▶ **Data for this task**
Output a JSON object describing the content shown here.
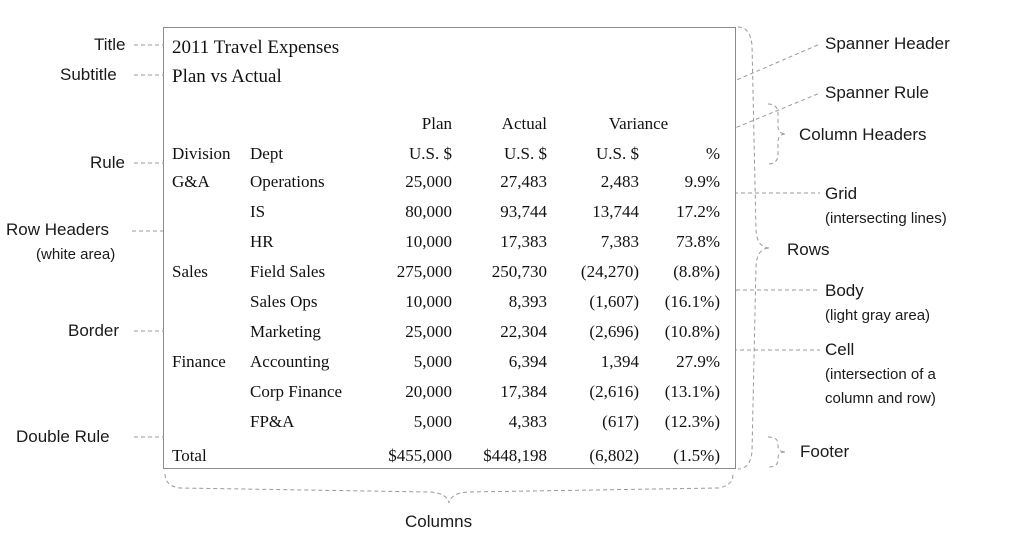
{
  "table": {
    "title": "2011 Travel Expenses",
    "subtitle": "Plan vs Actual",
    "spanner": "Variance",
    "col_top": {
      "plan": "Plan",
      "actual": "Actual"
    },
    "col_headers": {
      "division": "Division",
      "dept": "Dept",
      "plan": "U.S. $",
      "actual": "U.S. $",
      "var_usd": "U.S. $",
      "var_pct": "%"
    },
    "rows": [
      {
        "division": "G&A",
        "dept": "Operations",
        "plan": "25,000",
        "actual": "27,483",
        "var_usd": "2,483",
        "var_pct": "9.9%"
      },
      {
        "division": "",
        "dept": "IS",
        "plan": "80,000",
        "actual": "93,744",
        "var_usd": "13,744",
        "var_pct": "17.2%"
      },
      {
        "division": "",
        "dept": "HR",
        "plan": "10,000",
        "actual": "17,383",
        "var_usd": "7,383",
        "var_pct": "73.8%"
      },
      {
        "division": "Sales",
        "dept": "Field Sales",
        "plan": "275,000",
        "actual": "250,730",
        "var_usd": "(24,270)",
        "var_pct": "(8.8%)"
      },
      {
        "division": "",
        "dept": "Sales Ops",
        "plan": "10,000",
        "actual": "8,393",
        "var_usd": "(1,607)",
        "var_pct": "(16.1%)"
      },
      {
        "division": "",
        "dept": "Marketing",
        "plan": "25,000",
        "actual": "22,304",
        "var_usd": "(2,696)",
        "var_pct": "(10.8%)"
      },
      {
        "division": "Finance",
        "dept": "Accounting",
        "plan": "5,000",
        "actual": "6,394",
        "var_usd": "1,394",
        "var_pct": "27.9%"
      },
      {
        "division": "",
        "dept": "Corp Finance",
        "plan": "20,000",
        "actual": "17,384",
        "var_usd": "(2,616)",
        "var_pct": "(13.1%)"
      },
      {
        "division": "",
        "dept": "FP&A",
        "plan": "5,000",
        "actual": "4,383",
        "var_usd": "(617)",
        "var_pct": "(12.3%)"
      }
    ],
    "footer": {
      "label": "Total",
      "plan": "$455,000",
      "actual": "$448,198",
      "var_usd": "(6,802)",
      "var_pct": "(1.5%)"
    }
  },
  "callouts": {
    "title": "Title",
    "subtitle": "Subtitle",
    "rule": "Rule",
    "row_headers": "Row Headers",
    "row_headers_note": "(white area)",
    "border": "Border",
    "double_rule": "Double Rule",
    "columns": "Columns",
    "spanner_header": "Spanner Header",
    "spanner_rule": "Spanner Rule",
    "column_headers": "Column Headers",
    "grid": "Grid",
    "grid_note": "(intersecting lines)",
    "rows": "Rows",
    "body": "Body",
    "body_note": "(light gray area)",
    "cell": "Cell",
    "cell_note_1": "(intersection of a",
    "cell_note_2": "column and row)",
    "footer": "Footer"
  },
  "colors": {
    "body_fill": "#efefef",
    "grid": "#c8c8c8",
    "border": "#8c8c8c",
    "callout_line": "#9a9a9a"
  }
}
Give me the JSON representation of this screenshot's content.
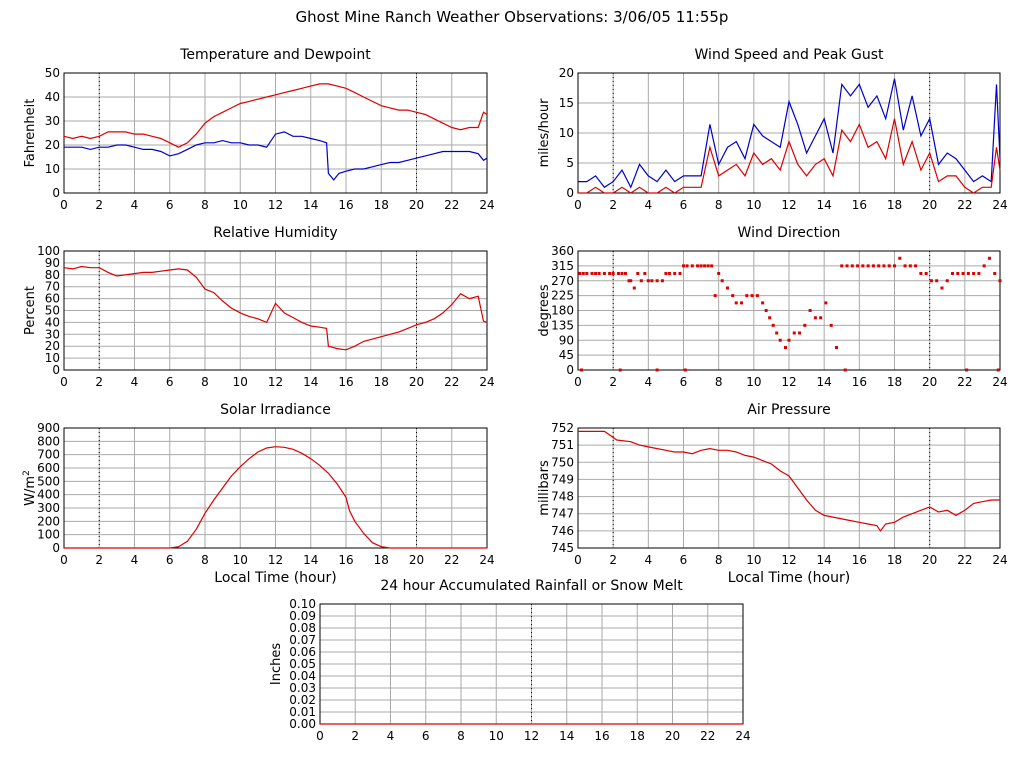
{
  "page": {
    "title": "Ghost Mine Ranch Weather Observations: 3/06/05 11:55p",
    "x_axis_title": "Local Time (hour)",
    "x_ticks": [
      "0",
      "2",
      "4",
      "6",
      "8",
      "10",
      "12",
      "14",
      "16",
      "18",
      "20",
      "22",
      "24"
    ]
  },
  "colors": {
    "red": "#dd0000",
    "blue": "#0000cc",
    "grid": "#aaaaaa",
    "frame": "#000000"
  },
  "chart_data": [
    {
      "id": "temperature",
      "type": "line",
      "title": "Temperature and Dewpoint",
      "ylabel": "Fahrenheit",
      "xlim": [
        0,
        24
      ],
      "ylim": [
        0,
        55
      ],
      "yticks": [
        "0",
        "10",
        "20",
        "30",
        "40",
        "50"
      ],
      "grid": true,
      "series": [
        {
          "color": "#dd0000",
          "x": [
            0,
            0.5,
            1,
            1.5,
            2,
            2.5,
            3,
            3.5,
            4,
            4.5,
            5,
            5.5,
            6,
            6.5,
            7,
            7.5,
            8,
            8.5,
            9,
            9.5,
            10,
            10.5,
            11,
            11.5,
            12,
            12.5,
            13,
            13.5,
            14,
            14.5,
            15,
            15.5,
            16,
            16.5,
            17,
            17.5,
            18,
            18.5,
            19,
            19.5,
            20,
            20.5,
            21,
            21.5,
            22,
            22.5,
            23,
            23.5,
            23.8,
            24
          ],
          "values": [
            26,
            25,
            26,
            25,
            26,
            28,
            28,
            28,
            27,
            27,
            26,
            25,
            23,
            21,
            23,
            27,
            32,
            35,
            37,
            39,
            41,
            42,
            43,
            44,
            45,
            46,
            47,
            48,
            49,
            50,
            50,
            49,
            48,
            46,
            44,
            42,
            40,
            39,
            38,
            38,
            37,
            36,
            34,
            32,
            30,
            29,
            30,
            30,
            37,
            36
          ]
        },
        {
          "color": "#0000cc",
          "x": [
            0,
            0.5,
            1,
            1.5,
            2,
            2.5,
            3,
            3.5,
            4,
            4.5,
            5,
            5.5,
            6,
            6.5,
            7,
            7.5,
            8,
            8.5,
            9,
            9.5,
            10,
            10.5,
            11,
            11.5,
            12,
            12.5,
            13,
            13.5,
            14,
            14.5,
            14.9,
            15,
            15.3,
            15.6,
            16,
            16.5,
            17,
            17.5,
            18,
            18.5,
            19,
            19.5,
            20,
            20.5,
            21,
            21.5,
            22,
            22.5,
            23,
            23.5,
            23.8,
            24
          ],
          "values": [
            21,
            21,
            21,
            20,
            21,
            21,
            22,
            22,
            21,
            20,
            20,
            19,
            17,
            18,
            20,
            22,
            23,
            23,
            24,
            23,
            23,
            22,
            22,
            21,
            27,
            28,
            26,
            26,
            25,
            24,
            23,
            9,
            6,
            9,
            10,
            11,
            11,
            12,
            13,
            14,
            14,
            15,
            16,
            17,
            18,
            19,
            19,
            19,
            19,
            18,
            15,
            16
          ]
        }
      ]
    },
    {
      "id": "wind_speed",
      "type": "line",
      "title": "Wind Speed and Peak Gust",
      "ylabel": "miles/hour",
      "xlim": [
        0,
        24
      ],
      "ylim": [
        0,
        21
      ],
      "yticks": [
        "0",
        "5",
        "10",
        "15",
        "20"
      ],
      "grid": true,
      "series": [
        {
          "color": "#0000cc",
          "x": [
            0,
            0.5,
            1,
            1.5,
            2,
            2.5,
            3,
            3.5,
            4,
            4.5,
            5,
            5.5,
            6,
            6.5,
            7,
            7.5,
            8,
            8.5,
            9,
            9.5,
            10,
            10.5,
            11,
            11.5,
            12,
            12.5,
            13,
            13.5,
            14,
            14.5,
            15,
            15.5,
            16,
            16.5,
            17,
            17.5,
            18,
            18.5,
            19,
            19.5,
            20,
            20.5,
            21,
            21.5,
            22,
            22.5,
            23,
            23.5,
            23.8,
            24
          ],
          "values": [
            2,
            2,
            3,
            1,
            2,
            4,
            1,
            5,
            3,
            2,
            4,
            2,
            3,
            3,
            3,
            12,
            5,
            8,
            9,
            6,
            12,
            10,
            9,
            8,
            16,
            12,
            7,
            10,
            13,
            7,
            19,
            17,
            19,
            15,
            17,
            13,
            20,
            11,
            17,
            10,
            13,
            5,
            7,
            6,
            4,
            2,
            3,
            2,
            19,
            6
          ]
        },
        {
          "color": "#dd0000",
          "x": [
            0,
            0.5,
            1,
            1.5,
            2,
            2.5,
            3,
            3.5,
            4,
            4.5,
            5,
            5.5,
            6,
            6.5,
            7,
            7.5,
            8,
            8.5,
            9,
            9.5,
            10,
            10.5,
            11,
            11.5,
            12,
            12.5,
            13,
            13.5,
            14,
            14.5,
            15,
            15.5,
            16,
            16.5,
            17,
            17.5,
            18,
            18.5,
            19,
            19.5,
            20,
            20.5,
            21,
            21.5,
            22,
            22.5,
            23,
            23.5,
            23.8,
            24
          ],
          "values": [
            0,
            0,
            1,
            0,
            0,
            1,
            0,
            1,
            0,
            0,
            1,
            0,
            1,
            1,
            1,
            8,
            3,
            4,
            5,
            3,
            7,
            5,
            6,
            4,
            9,
            5,
            3,
            5,
            6,
            3,
            11,
            9,
            12,
            8,
            9,
            6,
            13,
            5,
            9,
            4,
            7,
            2,
            3,
            3,
            1,
            0,
            1,
            1,
            8,
            4
          ]
        }
      ]
    },
    {
      "id": "humidity",
      "type": "line",
      "title": "Relative Humidity",
      "ylabel": "Percent",
      "xlim": [
        0,
        24
      ],
      "ylim": [
        0,
        100
      ],
      "yticks": [
        "0",
        "10",
        "20",
        "30",
        "40",
        "50",
        "60",
        "70",
        "80",
        "90",
        "100"
      ],
      "grid": true,
      "series": [
        {
          "color": "#dd0000",
          "x": [
            0,
            0.5,
            1,
            1.5,
            2,
            2.5,
            3,
            3.5,
            4,
            4.5,
            5,
            5.5,
            6,
            6.5,
            7,
            7.5,
            8,
            8.5,
            9,
            9.5,
            10,
            10.5,
            11,
            11.5,
            12,
            12.5,
            13,
            13.5,
            14,
            14.5,
            14.9,
            15,
            15.5,
            16,
            16.5,
            17,
            17.5,
            18,
            18.5,
            19,
            19.5,
            20,
            20.5,
            21,
            21.5,
            22,
            22.5,
            23,
            23.5,
            23.8,
            24
          ],
          "values": [
            86,
            85,
            87,
            86,
            86,
            82,
            79,
            80,
            81,
            82,
            82,
            83,
            84,
            85,
            84,
            78,
            68,
            65,
            58,
            52,
            48,
            45,
            43,
            40,
            56,
            48,
            44,
            40,
            37,
            36,
            35,
            20,
            18,
            17,
            20,
            24,
            26,
            28,
            30,
            32,
            35,
            38,
            40,
            43,
            48,
            55,
            64,
            60,
            62,
            41,
            40
          ]
        }
      ]
    },
    {
      "id": "wind_direction",
      "type": "scatter",
      "title": "Wind Direction",
      "ylabel": "degrees",
      "xlim": [
        0,
        24
      ],
      "ylim": [
        0,
        360
      ],
      "yticks": [
        "0",
        "45",
        "90",
        "135",
        "180",
        "225",
        "270",
        "315",
        "360"
      ],
      "grid": true,
      "series": [
        {
          "color": "#dd0000",
          "x": [
            0.1,
            0.3,
            0.5,
            0.8,
            1.0,
            1.2,
            1.5,
            1.8,
            2.0,
            2.3,
            2.5,
            2.7,
            2.9,
            3.0,
            3.2,
            3.4,
            3.6,
            3.8,
            4.0,
            4.2,
            4.5,
            4.8,
            5.0,
            5.2,
            5.5,
            5.8,
            6.0,
            6.2,
            6.5,
            6.8,
            7.0,
            7.2,
            7.4,
            7.6,
            7.8,
            8.0,
            8.2,
            8.5,
            8.8,
            9.0,
            9.3,
            9.6,
            9.9,
            10.2,
            10.5,
            10.7,
            10.9,
            11.1,
            11.3,
            11.5,
            11.8,
            12.0,
            12.3,
            12.6,
            12.9,
            13.2,
            13.5,
            13.8,
            14.1,
            14.4,
            14.7,
            15.0,
            15.3,
            15.6,
            15.9,
            16.2,
            16.5,
            16.8,
            17.1,
            17.4,
            17.7,
            18.0,
            18.3,
            18.6,
            18.9,
            19.2,
            19.5,
            19.8,
            20.1,
            20.4,
            20.7,
            21.0,
            21.3,
            21.6,
            21.9,
            22.2,
            22.5,
            22.8,
            23.1,
            23.4,
            23.7,
            24.0,
            0.2,
            2.4,
            4.5,
            6.1,
            15.2,
            22.1,
            23.9
          ],
          "values": [
            292,
            292,
            292,
            292,
            292,
            292,
            292,
            292,
            292,
            292,
            292,
            292,
            270,
            270,
            248,
            292,
            270,
            292,
            270,
            270,
            270,
            270,
            292,
            292,
            292,
            292,
            315,
            315,
            315,
            315,
            315,
            315,
            315,
            315,
            225,
            292,
            270,
            248,
            225,
            203,
            203,
            225,
            225,
            225,
            203,
            180,
            158,
            135,
            112,
            90,
            68,
            90,
            112,
            112,
            135,
            180,
            158,
            158,
            203,
            135,
            68,
            315,
            315,
            315,
            315,
            315,
            315,
            315,
            315,
            315,
            315,
            315,
            338,
            315,
            315,
            315,
            292,
            292,
            270,
            270,
            248,
            270,
            292,
            292,
            292,
            292,
            292,
            292,
            315,
            338,
            292,
            270,
            0,
            0,
            0,
            0,
            0,
            0,
            0
          ]
        }
      ]
    },
    {
      "id": "solar",
      "type": "line",
      "title": "Solar Irradiance",
      "ylabel": "W/m",
      "ylabel_superscript": "2",
      "xlabel": "Local Time (hour)",
      "xlim": [
        0,
        24
      ],
      "ylim": [
        0,
        900
      ],
      "yticks": [
        "0",
        "100",
        "200",
        "300",
        "400",
        "500",
        "600",
        "700",
        "800",
        "900"
      ],
      "grid": true,
      "series": [
        {
          "color": "#dd0000",
          "x": [
            0,
            1,
            2,
            3,
            4,
            5,
            6,
            6.5,
            7,
            7.5,
            8,
            8.5,
            9,
            9.5,
            10,
            10.5,
            11,
            11.5,
            12,
            12.5,
            13,
            13.5,
            14,
            14.5,
            15,
            15.5,
            16,
            16.2,
            16.5,
            17,
            17.5,
            18,
            18.5,
            19,
            20,
            21,
            22,
            23,
            24
          ],
          "values": [
            0,
            0,
            0,
            0,
            0,
            0,
            0,
            10,
            50,
            140,
            260,
            360,
            450,
            540,
            610,
            670,
            720,
            750,
            760,
            755,
            740,
            710,
            670,
            620,
            560,
            480,
            380,
            280,
            200,
            110,
            40,
            10,
            0,
            0,
            0,
            0,
            0,
            0,
            0
          ]
        }
      ]
    },
    {
      "id": "pressure",
      "type": "line",
      "title": "Air Pressure",
      "ylabel": "millibars",
      "xlabel": "Local Time (hour)",
      "xlim": [
        0,
        24
      ],
      "ylim": [
        745,
        752
      ],
      "yticks": [
        "745",
        "746",
        "747",
        "748",
        "749",
        "750",
        "751",
        "752"
      ],
      "grid": true,
      "series": [
        {
          "color": "#dd0000",
          "x": [
            0,
            0.5,
            1,
            1.5,
            1.8,
            2.2,
            3,
            3.5,
            4,
            4.5,
            5,
            5.5,
            6,
            6.5,
            7,
            7.5,
            8,
            8.5,
            9,
            9.5,
            10,
            10.5,
            11,
            11.5,
            12,
            12.5,
            13,
            13.5,
            14,
            14.5,
            15,
            15.5,
            16,
            16.5,
            17,
            17.2,
            17.5,
            18,
            18.5,
            19,
            19.5,
            20,
            20.5,
            21,
            21.5,
            22,
            22.5,
            23,
            23.5,
            24
          ],
          "values": [
            751.8,
            751.8,
            751.8,
            751.8,
            751.6,
            751.3,
            751.2,
            751.0,
            750.9,
            750.8,
            750.7,
            750.6,
            750.6,
            750.5,
            750.7,
            750.8,
            750.7,
            750.7,
            750.6,
            750.4,
            750.3,
            750.1,
            749.9,
            749.5,
            749.2,
            748.5,
            747.8,
            747.2,
            746.9,
            746.8,
            746.7,
            746.6,
            746.5,
            746.4,
            746.3,
            746.0,
            746.4,
            746.5,
            746.8,
            747.0,
            747.2,
            747.4,
            747.1,
            747.2,
            746.9,
            747.2,
            747.6,
            747.7,
            747.8,
            747.8
          ]
        }
      ]
    },
    {
      "id": "rainfall",
      "type": "line",
      "title": "24 hour Accumulated Rainfall or Snow Melt",
      "ylabel": "Inches",
      "xlim": [
        0,
        24
      ],
      "ylim": [
        0,
        0.1
      ],
      "yticks": [
        "0.00",
        "0.01",
        "0.02",
        "0.03",
        "0.04",
        "0.05",
        "0.06",
        "0.07",
        "0.08",
        "0.09",
        "0.10"
      ],
      "grid": true,
      "series": [
        {
          "color": "#dd0000",
          "x": [
            0,
            24
          ],
          "values": [
            0,
            0
          ]
        }
      ]
    }
  ]
}
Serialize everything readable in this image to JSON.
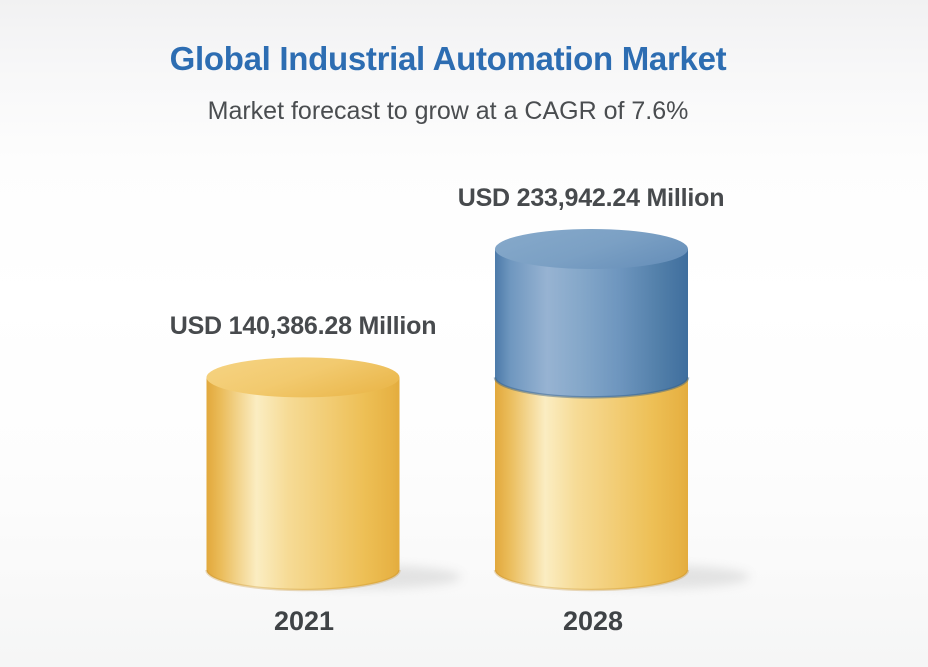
{
  "header": {
    "title": "Global Industrial Automation Market",
    "subtitle": "Market forecast to grow at a CAGR of 7.6%",
    "title_color": "#2d6db2"
  },
  "chart_data": {
    "type": "bar",
    "style": "3d-cylinder",
    "title": "Global Industrial Automation Market",
    "subtitle": "Market forecast to grow at a CAGR of 7.6%",
    "unit": "USD Million",
    "cagr_percent": 7.6,
    "categories": [
      "2021",
      "2028"
    ],
    "values": [
      140386.28,
      233942.24
    ],
    "value_labels": [
      "USD 140,386.28 Million",
      "USD 233,942.24 Million"
    ],
    "stacking_note": "2028 bar drawn as yellow base equal to 2021 value plus blue increment segment on top",
    "segment_colors": {
      "base_yellow": "#F2C96E",
      "increment_blue": "#6E96BE"
    },
    "ylim": [
      0,
      233942.24
    ],
    "grid": false,
    "legend": false,
    "xlabel": "",
    "ylabel": ""
  }
}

▶ **What the exercise asks**
Find how many lines include the string "area" and report that number alone.

▶ **Answer to this task**
2